Stored records:
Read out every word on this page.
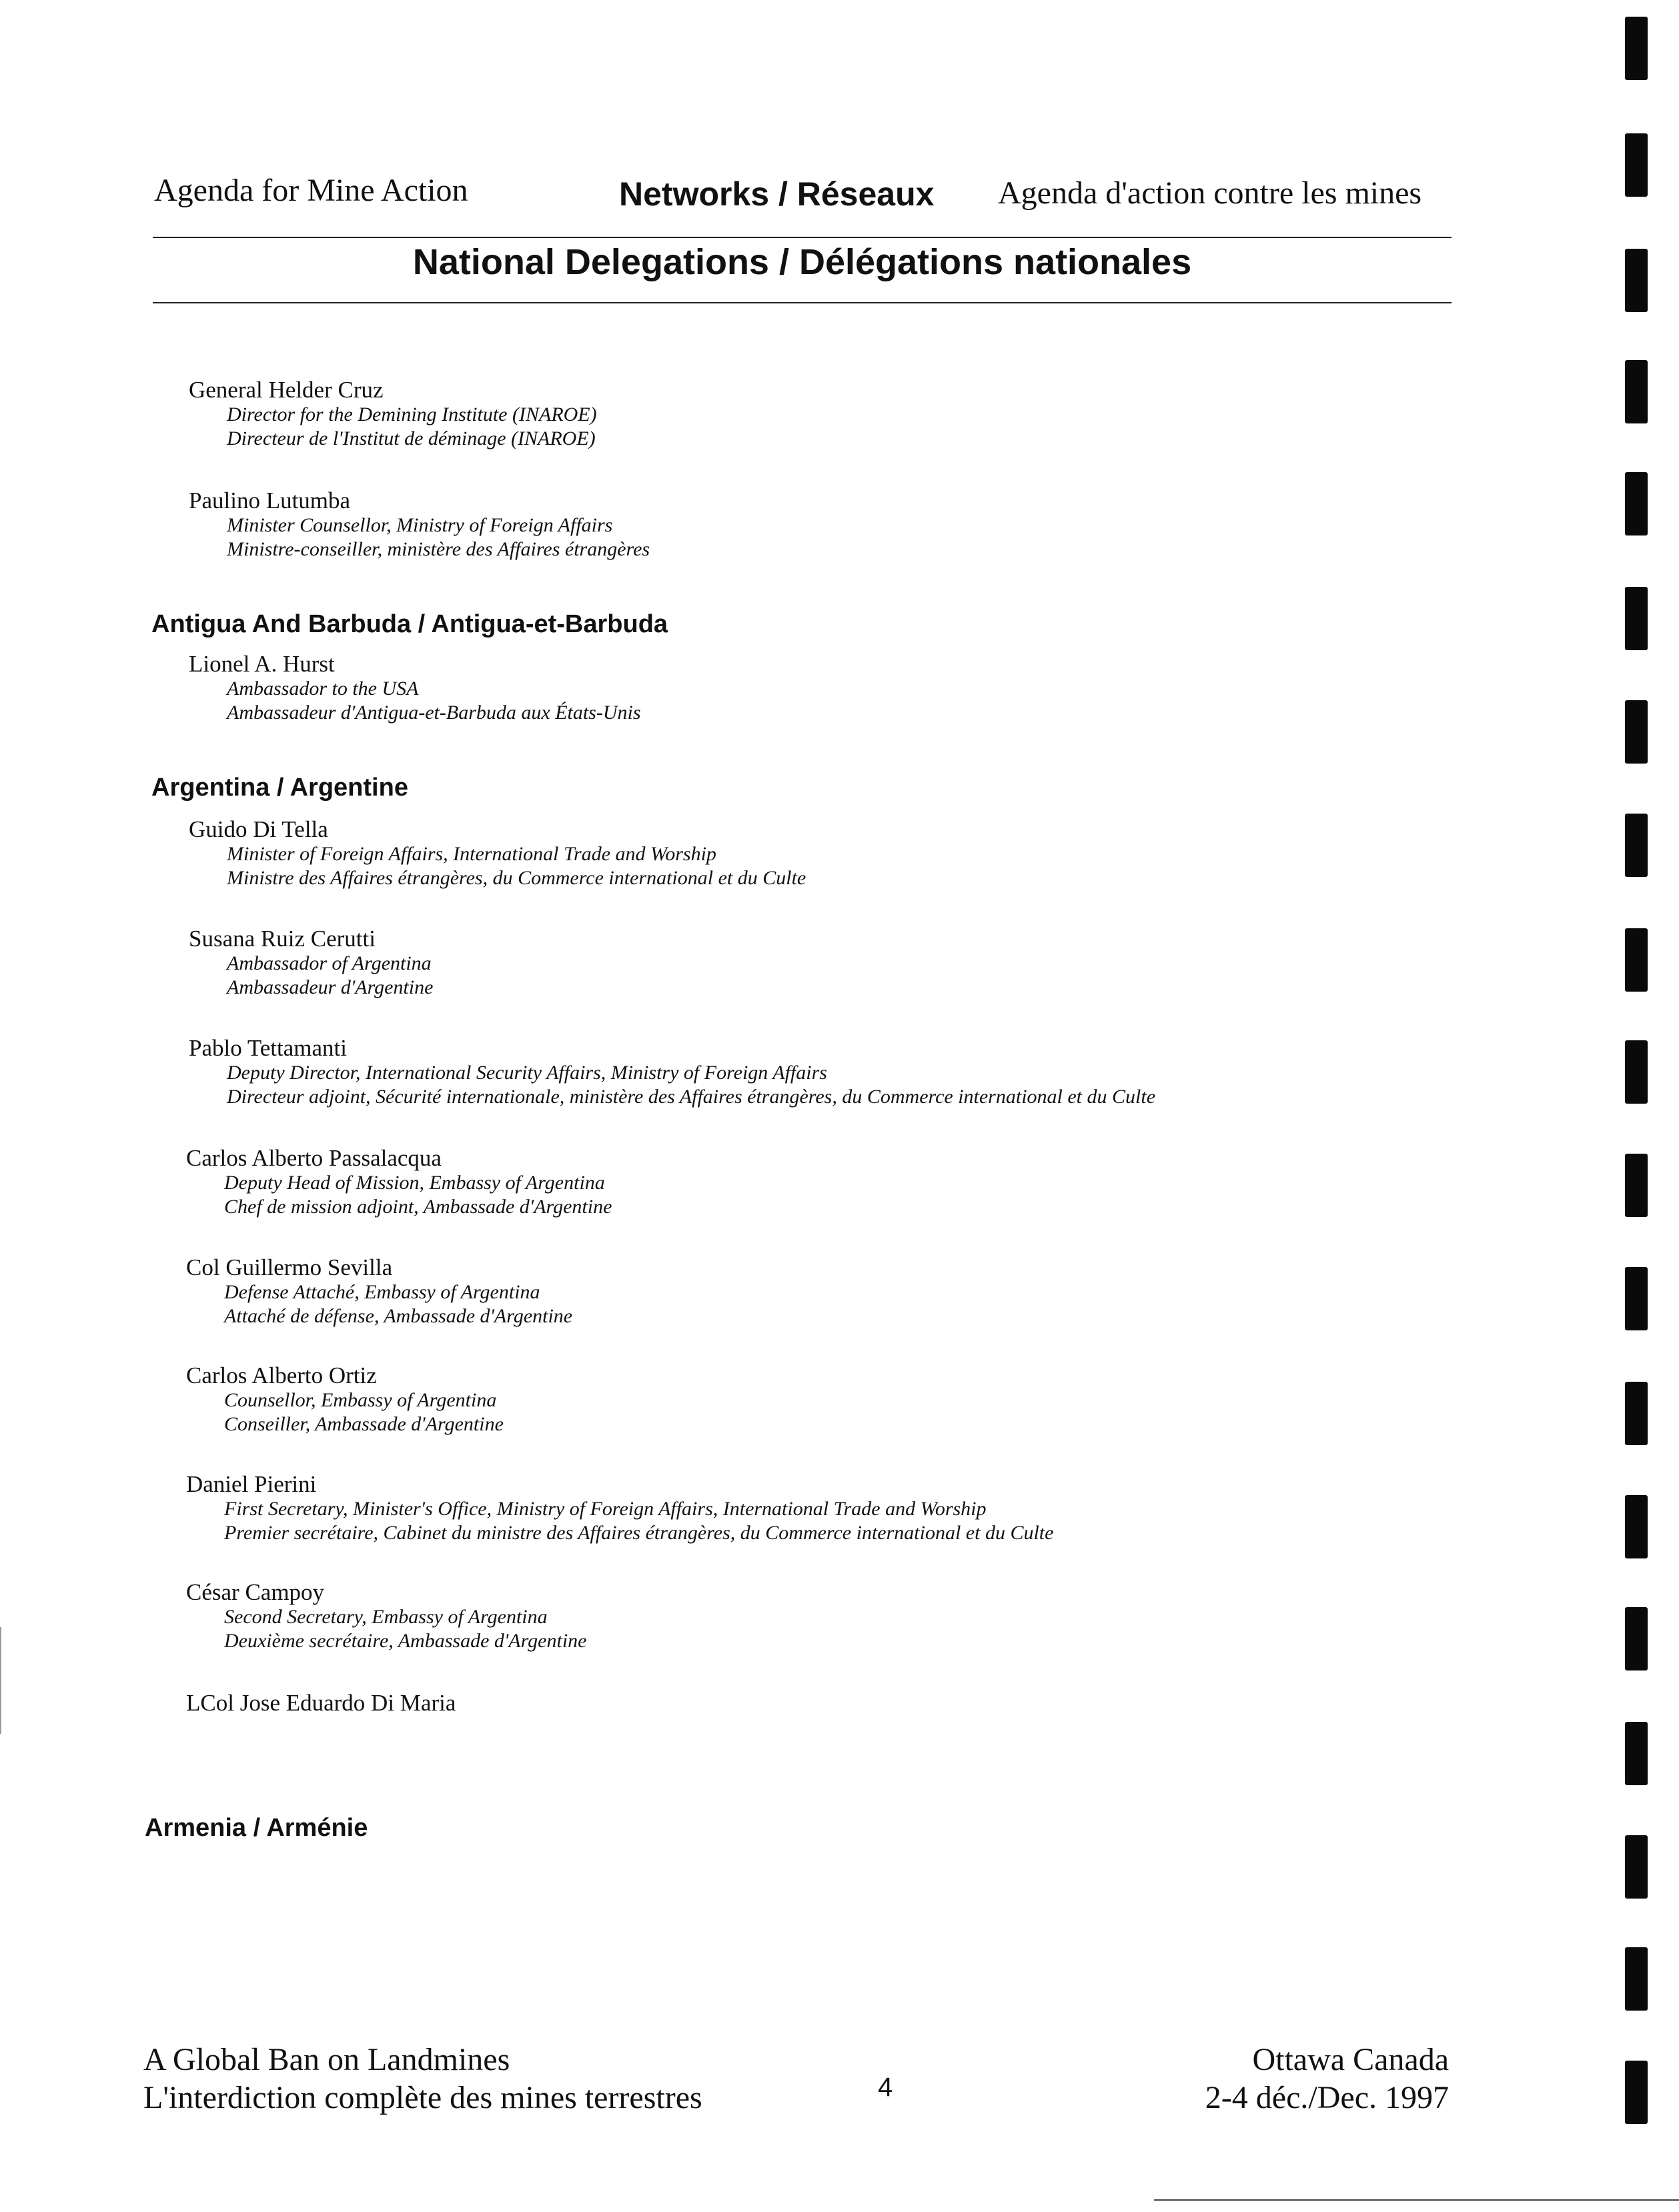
Agenda for Mine Action	Networks / Réseaux Agenda d'action contre les mines
National Delegations / Délégations nationales
General Helder Cruz
Director for the Demining Institute (INAROE)
Directeur de l'Institut de déminage (INAROE)
Paulino Lutumba
Minister Counsellor, Ministry of Foreign Affairs
Ministre-conseiller, ministère des Affaires étrangères
Antigua And Barbuda / Antigua-et-Barbuda
Lionel A. Hurst
Ambassador to the USA
Ambassadeur d'Antigua-et-Barbuda aux États-Unis
Argentina / Argentine
Guido Di Tella
Minister of Foreign Affairs, International Trade and Worship
Ministre des Affaires étrangères, du Commerce international et du Culte
Susana Ruiz Cerutti
Ambassador of Argentina
Ambassadeur d'Argentine
Pablo Tettamanti
Deputy Director, International Security Affairs, Ministry of Foreign Affairs
Directeur adjoint, Sécurité internationale, ministère des Affaires étrangères, du Commerce international et du Culte
Carlos Alberto Passalacqua
Deputy Head of Mission, Embassy of Argentina
Chef de mission adjoint, Ambassade d'Argentine
Col Guillermo Sevilla
Defense Attaché, Embassy of Argentina
Attaché de défense, Ambassade d'Argentine
Carlos Alberto Ortiz
Counsellor, Embassy of Argentina
Conseiller, Ambassade d'Argentine
Daniel Pierini
First Secretary, Minister's Office, Ministry of Foreign Affairs, International Trade and Worship
Premier secrétaire, Cabinet du ministre des Affaires étrangères, du Commerce international et du Culte
César Campoy
Second Secretary, Embassy of Argentina
Deuxième secrétaire, Ambassade d'Argentine
LCol Jose Eduardo Di Maria
Armenia / Arménie
A Global Ban on Landmines
L'interdiction complète des mines terrestres	4
Ottawa Canada
2-4 déc./Dec. 1997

**What to produce:** Exclude the pictures and transcribe all of the entries exactly.

**Reply to the exercise:**
Read out every word on this page.
Agenda for Mine Action	Networks / Réseaux Agenda d'action contre les mines
National Delegations / Délégations nationales
General Helder Cruz
Director for the Demining Institute (INAROE)
Directeur de l'Institut de déminage (INAROE)
Paulino Lutumba
Minister Counsellor, Ministry of Foreign Affairs
Ministre-conseiller, ministère des Affaires étrangères
Antigua And Barbuda / Antigua-et-Barbuda
Lionel A. Hurst
Ambassador to the USA
Ambassadeur d'Antigua-et-Barbuda aux États-Unis
Argentina / Argentine
Guido Di Tella
Minister of Foreign Affairs, International Trade and Worship
Ministre des Affaires étrangères, du Commerce international et du Culte
Susana Ruiz Cerutti
Ambassador of Argentina
Ambassadeur d'Argentine
Pablo Tettamanti
Deputy Director, International Security Affairs, Ministry of Foreign Affairs
Directeur adjoint, Sécurité internationale, ministère des Affaires étrangères, du Commerce international et du Culte
Carlos Alberto Passalacqua
Deputy Head of Mission, Embassy of Argentina
Chef de mission adjoint, Ambassade d'Argentine
Col Guillermo Sevilla
Defense Attaché, Embassy of Argentina
Attaché de défense, Ambassade d'Argentine
Carlos Alberto Ortiz
Counsellor, Embassy of Argentina
Conseiller, Ambassade d'Argentine
Daniel Pierini
First Secretary, Minister's Office, Ministry of Foreign Affairs, International Trade and Worship
Premier secrétaire, Cabinet du ministre des Affaires étrangères, du Commerce international et du Culte
César Campoy
Second Secretary, Embassy of Argentina
Deuxième secrétaire, Ambassade d'Argentine
LCol Jose Eduardo Di Maria
Armenia / Arménie
A Global Ban on Landmines
L'interdiction complète des mines terrestres	4
Ottawa Canada
2-4 déc./Dec. 1997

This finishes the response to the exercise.